__Texto__.

Lembrei-me então da mercearia do meu avô, que existiu no mesmo lugar, dirigida por duas gerações de "Cesários", durante mais de 70 anos. Como vivi até aos 12 anos numa casa ao lado da dos meus avós e como até nasci em casa, aquela mercearia, a loja, como lhe chamávamos era mais uma divisão da minha casa. E quem a fazia assim era o meu avô!
A inicial comparação com a farmácia deve-se ao facto de também lá se vender "de tudo", desde alimentos, bebidas, carnes frescas, salgadas ou congeladas (já na fase da minha avó, o que dará tema para mais de 10 post's...), produtos de higiene da casa e pessoal, calçado, linhas ou aviamentos de costura, material escolar e brinquedos, pregos e petróleo e até pastilhas para as dores de cabeça à unidade (que escândalo que pode parecer para quem não conhece o lugar...). Descontavam-se vales e ofereciam-se conselhos.
Era e ainda é terra de pedreiros, da magnífica serra de Canelas (ou de Negrelos, para amenizar divergências) e de cultos estranhos à volta da Capela do Senhor do Calvário, onde se acendiam umas velas (que o meu avô vendia) e se "deitavam" umas rezas.

__O que fazer__. Atualize o trecho do texto sobre a mercearia do avô que vai de "A inicial comparação" até "e ofereciam-se conselhos.", escrevendo-o de novo com "querosene" no lugar de "petróleo".

__Dados fornecidos__.
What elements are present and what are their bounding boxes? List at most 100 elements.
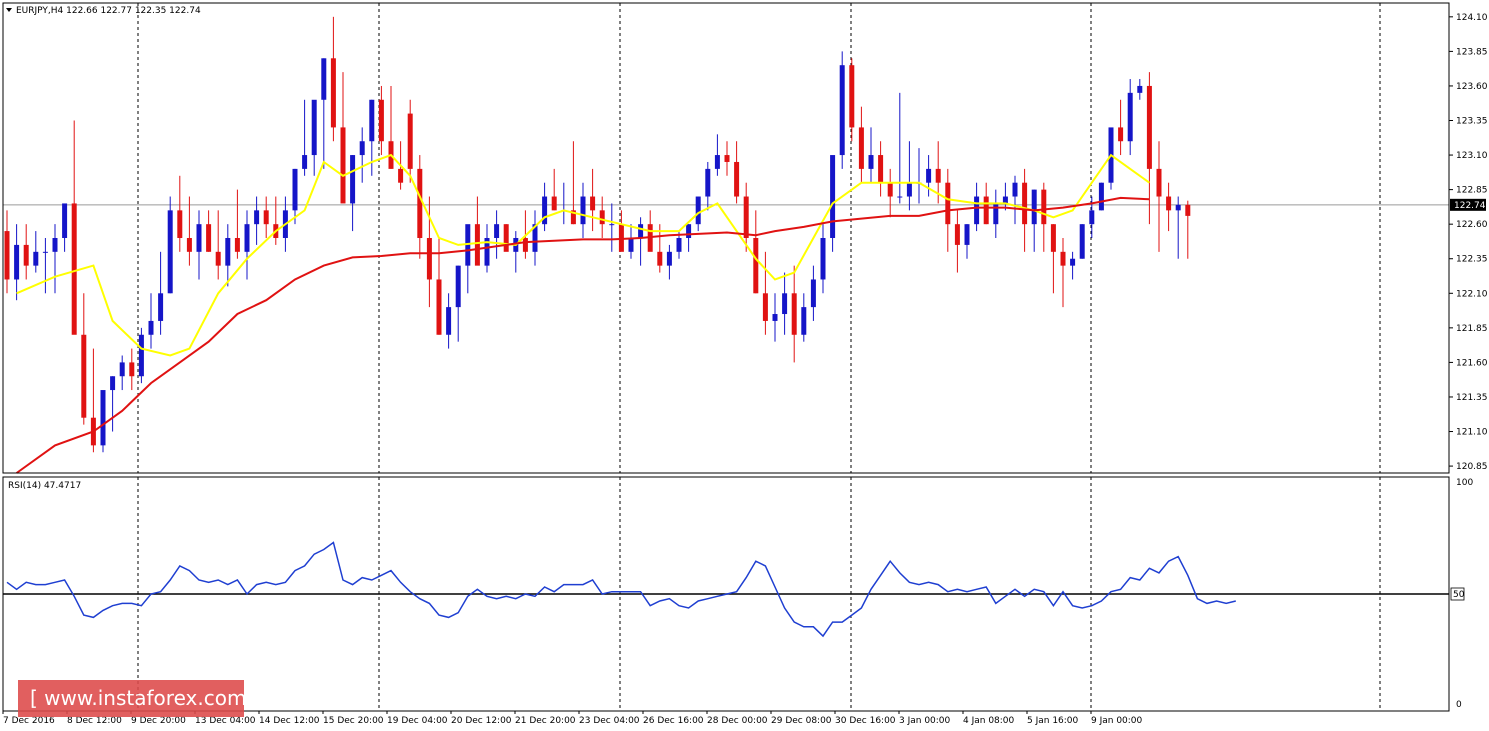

__Resolução__.
A inicial comparação com a farmácia deve-se ao facto de também lá se vender "de tudo", desde alimentos, bebidas, carnes frescas, salgadas ou congeladas (já na fase da minha avó, o que dará tema para mais de 10 post's...), produtos de higiene da casa e pessoal, calçado, linhas ou aviamentos de costura, material escolar e brinquedos, pregos e querosene e até pastilhas para as dores de cabeça à unidade (que escândalo que pode parecer para quem não conhece o lugar...). Descontavam-se vales e ofereciam-se conselhos.